▶ [GIVEN TASK]:
Will you transcribe the entries that follow, exactly and in full?

▶ [MATERIALS PROVIDED]:
++++++++++++++++++++

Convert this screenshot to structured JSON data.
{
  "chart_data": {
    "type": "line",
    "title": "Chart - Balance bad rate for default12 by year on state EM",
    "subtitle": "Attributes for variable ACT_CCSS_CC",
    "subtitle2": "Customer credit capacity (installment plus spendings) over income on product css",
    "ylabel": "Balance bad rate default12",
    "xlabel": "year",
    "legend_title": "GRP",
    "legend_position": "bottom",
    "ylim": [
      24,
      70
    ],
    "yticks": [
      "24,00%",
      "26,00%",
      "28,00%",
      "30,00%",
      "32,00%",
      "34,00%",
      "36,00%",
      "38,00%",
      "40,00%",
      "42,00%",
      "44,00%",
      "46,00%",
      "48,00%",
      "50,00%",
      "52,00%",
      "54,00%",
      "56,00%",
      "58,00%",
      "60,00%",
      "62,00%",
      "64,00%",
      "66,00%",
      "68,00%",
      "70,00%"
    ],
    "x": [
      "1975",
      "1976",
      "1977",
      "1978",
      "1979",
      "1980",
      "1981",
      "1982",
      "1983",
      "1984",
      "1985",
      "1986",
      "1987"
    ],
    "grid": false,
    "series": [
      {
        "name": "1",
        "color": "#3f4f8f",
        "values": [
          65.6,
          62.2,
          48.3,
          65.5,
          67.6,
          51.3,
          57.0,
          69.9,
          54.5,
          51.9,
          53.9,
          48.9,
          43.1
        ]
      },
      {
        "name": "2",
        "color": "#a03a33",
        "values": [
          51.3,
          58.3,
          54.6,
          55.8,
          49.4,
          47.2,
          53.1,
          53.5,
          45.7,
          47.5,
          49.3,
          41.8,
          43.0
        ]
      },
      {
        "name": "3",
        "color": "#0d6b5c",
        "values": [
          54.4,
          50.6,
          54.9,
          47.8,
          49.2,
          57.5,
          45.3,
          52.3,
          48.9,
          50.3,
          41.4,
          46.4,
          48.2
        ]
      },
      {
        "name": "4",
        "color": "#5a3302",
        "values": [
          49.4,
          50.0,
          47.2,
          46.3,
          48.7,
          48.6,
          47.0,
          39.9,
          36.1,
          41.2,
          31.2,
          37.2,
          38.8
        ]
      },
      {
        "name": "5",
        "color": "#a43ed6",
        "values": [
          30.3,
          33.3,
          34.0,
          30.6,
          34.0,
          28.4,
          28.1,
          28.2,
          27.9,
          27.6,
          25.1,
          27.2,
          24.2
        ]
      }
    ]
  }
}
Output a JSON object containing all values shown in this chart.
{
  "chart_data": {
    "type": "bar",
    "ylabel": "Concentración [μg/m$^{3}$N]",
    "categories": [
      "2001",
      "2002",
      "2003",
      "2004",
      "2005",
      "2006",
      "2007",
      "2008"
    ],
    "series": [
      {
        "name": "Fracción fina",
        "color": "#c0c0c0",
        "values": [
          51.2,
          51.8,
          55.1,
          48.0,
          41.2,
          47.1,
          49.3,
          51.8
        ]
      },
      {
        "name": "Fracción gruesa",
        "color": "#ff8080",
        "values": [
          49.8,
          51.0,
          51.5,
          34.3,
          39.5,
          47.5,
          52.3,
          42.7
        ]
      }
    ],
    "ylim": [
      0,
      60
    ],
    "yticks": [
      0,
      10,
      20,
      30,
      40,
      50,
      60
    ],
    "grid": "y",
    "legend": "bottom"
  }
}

++++++++++++++++++++

▶ [EXPECTED OUTPUT]:
Convert this screenshot to structured JSON data.
{
  "chart_data": {
    "type": "line",
    "title": "Chart - Balance bad rate for default12 by year on state EM",
    "subtitle": "Attributes for variable ACT_CCSS_CC",
    "subtitle2": "Customer credit capacity (installment plus spendings) over income on product css",
    "ylabel": "Balance bad rate default12",
    "xlabel": "year",
    "legend_title": "GRP",
    "legend_position": "bottom",
    "ylim": [
      24,
      70
    ],
    "yticks": [
      "24,00%",
      "26,00%",
      "28,00%",
      "30,00%",
      "32,00%",
      "34,00%",
      "36,00%",
      "38,00%",
      "40,00%",
      "42,00%",
      "44,00%",
      "46,00%",
      "48,00%",
      "50,00%",
      "52,00%",
      "54,00%",
      "56,00%",
      "58,00%",
      "60,00%",
      "62,00%",
      "64,00%",
      "66,00%",
      "68,00%",
      "70,00%"
    ],
    "x": [
      "1975",
      "1976",
      "1977",
      "1978",
      "1979",
      "1980",
      "1981",
      "1982",
      "1983",
      "1984",
      "1985",
      "1986",
      "1987"
    ],
    "grid": false,
    "series": [
      {
        "name": "1",
        "color": "#3f4f8f",
        "values": [
          65.6,
          62.2,
          48.3,
          65.5,
          67.6,
          51.3,
          57.0,
          69.9,
          54.5,
          51.9,
          53.9,
          48.9,
          43.1
        ]
      },
      {
        "name": "2",
        "color": "#a03a33",
        "values": [
          51.3,
          58.3,
          54.6,
          55.8,
          49.4,
          47.2,
          53.1,
          53.5,
          45.7,
          47.5,
          49.3,
          41.8,
          43.0
        ]
      },
      {
        "name": "3",
        "color": "#0d6b5c",
        "values": [
          54.4,
          50.6,
          54.9,
          47.8,
          49.2,
          57.5,
          45.3,
          52.3,
          48.9,
          50.3,
          41.4,
          46.4,
          48.2
        ]
      },
      {
        "name": "4",
        "color": "#5a3302",
        "values": [
          49.4,
          50.0,
          47.2,
          46.3,
          48.7,
          48.6,
          47.0,
          39.9,
          36.1,
          41.2,
          31.2,
          37.2,
          38.8
        ]
      },
      {
        "name": "5",
        "color": "#a43ed6",
        "values": [
          30.3,
          33.3,
          34.0,
          30.6,
          34.0,
          28.4,
          28.1,
          28.2,
          27.9,
          27.6,
          25.1,
          27.2,
          24.2
        ]
      }
    ]
  }
}
Output a JSON object containing all values shown in this chart.
{
  "chart_data": {
    "type": "bar",
    "ylabel": "Concentración [μg/m$^{3}$N]",
    "categories": [
      "2001",
      "2002",
      "2003",
      "2004",
      "2005",
      "2006",
      "2007",
      "2008"
    ],
    "series": [
      {
        "name": "Fracción fina",
        "color": "#c0c0c0",
        "values": [
          51.2,
          51.8,
          55.1,
          48.0,
          41.2,
          47.1,
          49.3,
          51.8
        ]
      },
      {
        "name": "Fracción gruesa",
        "color": "#ff8080",
        "values": [
          49.8,
          51.0,
          51.5,
          34.3,
          39.5,
          47.5,
          52.3,
          42.7
        ]
      }
    ],
    "ylim": [
      0,
      60
    ],
    "yticks": [
      0,
      10,
      20,
      30,
      40,
      50,
      60
    ],
    "grid": "y",
    "legend": "bottom"
  }
}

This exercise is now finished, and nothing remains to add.